Search the data for the string "JSON" and extract every line where it appears.

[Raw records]
┌────────

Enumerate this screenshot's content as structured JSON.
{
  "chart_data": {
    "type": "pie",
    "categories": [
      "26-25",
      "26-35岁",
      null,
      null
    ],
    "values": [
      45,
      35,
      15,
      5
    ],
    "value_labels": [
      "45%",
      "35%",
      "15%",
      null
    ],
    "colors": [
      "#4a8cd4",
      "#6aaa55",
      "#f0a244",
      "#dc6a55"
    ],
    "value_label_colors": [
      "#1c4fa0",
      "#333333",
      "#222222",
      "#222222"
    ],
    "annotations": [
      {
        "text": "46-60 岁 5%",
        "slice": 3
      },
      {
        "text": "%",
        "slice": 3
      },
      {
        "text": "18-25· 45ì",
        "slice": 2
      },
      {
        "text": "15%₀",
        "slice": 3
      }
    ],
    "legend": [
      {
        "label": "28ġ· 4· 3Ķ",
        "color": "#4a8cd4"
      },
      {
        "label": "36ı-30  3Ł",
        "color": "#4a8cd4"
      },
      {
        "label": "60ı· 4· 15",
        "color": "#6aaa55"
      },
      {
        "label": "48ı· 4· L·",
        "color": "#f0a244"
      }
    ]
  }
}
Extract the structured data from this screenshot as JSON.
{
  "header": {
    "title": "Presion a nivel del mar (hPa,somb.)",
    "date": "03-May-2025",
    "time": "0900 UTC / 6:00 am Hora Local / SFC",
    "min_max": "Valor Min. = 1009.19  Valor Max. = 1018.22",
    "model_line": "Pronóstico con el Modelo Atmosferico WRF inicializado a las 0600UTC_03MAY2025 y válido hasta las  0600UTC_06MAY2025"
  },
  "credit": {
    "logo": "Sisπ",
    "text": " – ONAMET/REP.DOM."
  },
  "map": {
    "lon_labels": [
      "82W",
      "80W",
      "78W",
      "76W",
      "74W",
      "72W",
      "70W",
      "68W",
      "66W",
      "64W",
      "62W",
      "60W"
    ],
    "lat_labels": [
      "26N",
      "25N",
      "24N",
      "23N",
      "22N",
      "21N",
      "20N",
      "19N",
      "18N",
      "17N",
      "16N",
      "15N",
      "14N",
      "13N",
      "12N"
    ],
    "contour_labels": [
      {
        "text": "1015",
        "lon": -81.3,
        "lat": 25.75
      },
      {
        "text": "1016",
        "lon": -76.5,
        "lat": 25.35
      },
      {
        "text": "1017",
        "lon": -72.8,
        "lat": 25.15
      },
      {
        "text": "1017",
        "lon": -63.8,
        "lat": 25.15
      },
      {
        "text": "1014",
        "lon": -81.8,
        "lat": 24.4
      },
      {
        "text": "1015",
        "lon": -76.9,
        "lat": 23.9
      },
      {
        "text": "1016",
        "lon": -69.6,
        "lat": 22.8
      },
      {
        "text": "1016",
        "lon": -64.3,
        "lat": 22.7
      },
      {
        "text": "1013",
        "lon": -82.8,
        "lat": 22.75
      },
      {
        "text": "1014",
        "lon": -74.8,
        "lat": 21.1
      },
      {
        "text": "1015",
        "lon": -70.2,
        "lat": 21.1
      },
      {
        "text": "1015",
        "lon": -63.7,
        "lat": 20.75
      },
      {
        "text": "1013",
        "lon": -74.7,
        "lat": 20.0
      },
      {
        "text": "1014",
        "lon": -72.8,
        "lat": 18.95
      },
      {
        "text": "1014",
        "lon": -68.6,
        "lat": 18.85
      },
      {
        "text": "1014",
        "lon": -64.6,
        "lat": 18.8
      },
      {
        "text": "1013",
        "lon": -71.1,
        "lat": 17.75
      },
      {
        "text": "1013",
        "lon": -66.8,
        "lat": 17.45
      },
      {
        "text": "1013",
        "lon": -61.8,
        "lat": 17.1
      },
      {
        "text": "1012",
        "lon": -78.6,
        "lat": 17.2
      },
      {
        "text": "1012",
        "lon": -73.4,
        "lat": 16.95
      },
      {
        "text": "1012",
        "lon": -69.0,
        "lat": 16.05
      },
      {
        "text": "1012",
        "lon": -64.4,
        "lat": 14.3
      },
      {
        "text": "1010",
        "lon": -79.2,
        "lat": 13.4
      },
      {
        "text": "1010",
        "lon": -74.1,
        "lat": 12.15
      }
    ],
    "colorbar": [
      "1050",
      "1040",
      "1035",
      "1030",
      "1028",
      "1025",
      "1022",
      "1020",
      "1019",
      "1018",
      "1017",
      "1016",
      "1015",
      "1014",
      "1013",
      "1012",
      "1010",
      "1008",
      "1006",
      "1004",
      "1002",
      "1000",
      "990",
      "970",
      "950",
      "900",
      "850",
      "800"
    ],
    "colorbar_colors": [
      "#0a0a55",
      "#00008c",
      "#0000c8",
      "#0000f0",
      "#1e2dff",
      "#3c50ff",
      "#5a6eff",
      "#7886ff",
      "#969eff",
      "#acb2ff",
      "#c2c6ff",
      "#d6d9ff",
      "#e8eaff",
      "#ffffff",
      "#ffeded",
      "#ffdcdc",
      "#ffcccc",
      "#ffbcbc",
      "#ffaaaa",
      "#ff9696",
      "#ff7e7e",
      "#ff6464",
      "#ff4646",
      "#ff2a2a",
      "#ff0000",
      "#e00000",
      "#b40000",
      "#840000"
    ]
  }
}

└────────

▶ Task response
Enumerate this screenshot's content as structured JSON.
Extract the structured data from this screenshot as JSON.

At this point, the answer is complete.